Collected data:
=======
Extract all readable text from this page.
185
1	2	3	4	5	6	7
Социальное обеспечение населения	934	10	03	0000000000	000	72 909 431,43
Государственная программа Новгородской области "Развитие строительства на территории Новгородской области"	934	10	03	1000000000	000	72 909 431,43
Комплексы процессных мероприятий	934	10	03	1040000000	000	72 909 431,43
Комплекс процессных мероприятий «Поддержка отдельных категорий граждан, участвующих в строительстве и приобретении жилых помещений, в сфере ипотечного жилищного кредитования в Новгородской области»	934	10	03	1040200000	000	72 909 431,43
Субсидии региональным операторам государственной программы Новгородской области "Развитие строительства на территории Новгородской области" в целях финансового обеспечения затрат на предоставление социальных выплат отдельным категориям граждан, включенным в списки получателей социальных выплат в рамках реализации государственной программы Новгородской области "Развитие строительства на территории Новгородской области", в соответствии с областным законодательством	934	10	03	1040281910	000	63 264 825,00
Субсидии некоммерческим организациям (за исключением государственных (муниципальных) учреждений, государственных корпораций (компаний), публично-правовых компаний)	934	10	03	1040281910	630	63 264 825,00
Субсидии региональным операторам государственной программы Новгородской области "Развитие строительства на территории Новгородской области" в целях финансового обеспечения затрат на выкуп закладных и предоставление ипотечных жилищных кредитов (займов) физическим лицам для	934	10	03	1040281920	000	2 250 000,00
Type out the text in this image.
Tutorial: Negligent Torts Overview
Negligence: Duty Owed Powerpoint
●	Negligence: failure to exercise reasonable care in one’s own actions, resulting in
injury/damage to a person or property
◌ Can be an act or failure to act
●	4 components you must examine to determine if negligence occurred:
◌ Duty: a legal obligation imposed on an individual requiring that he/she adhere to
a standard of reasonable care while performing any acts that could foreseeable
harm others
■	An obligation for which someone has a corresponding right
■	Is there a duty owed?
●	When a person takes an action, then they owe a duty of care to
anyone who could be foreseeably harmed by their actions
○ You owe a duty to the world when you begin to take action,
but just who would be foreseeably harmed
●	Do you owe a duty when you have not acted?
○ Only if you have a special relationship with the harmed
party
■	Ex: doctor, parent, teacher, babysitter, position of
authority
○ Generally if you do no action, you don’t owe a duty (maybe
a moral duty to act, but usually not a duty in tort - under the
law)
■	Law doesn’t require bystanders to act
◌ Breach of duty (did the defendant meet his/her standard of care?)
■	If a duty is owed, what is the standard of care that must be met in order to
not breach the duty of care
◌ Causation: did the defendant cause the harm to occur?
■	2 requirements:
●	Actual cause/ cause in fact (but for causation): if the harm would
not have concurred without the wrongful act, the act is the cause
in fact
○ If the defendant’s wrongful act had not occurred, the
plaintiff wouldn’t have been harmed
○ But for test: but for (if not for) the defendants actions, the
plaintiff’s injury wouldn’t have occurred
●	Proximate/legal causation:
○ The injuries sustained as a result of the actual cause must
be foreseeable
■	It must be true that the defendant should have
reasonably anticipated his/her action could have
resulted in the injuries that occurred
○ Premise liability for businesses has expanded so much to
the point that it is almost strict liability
=======
• Given problem:
Only a number is wanted: how many lines contain the word "reasonable"?

• Response to the task:
2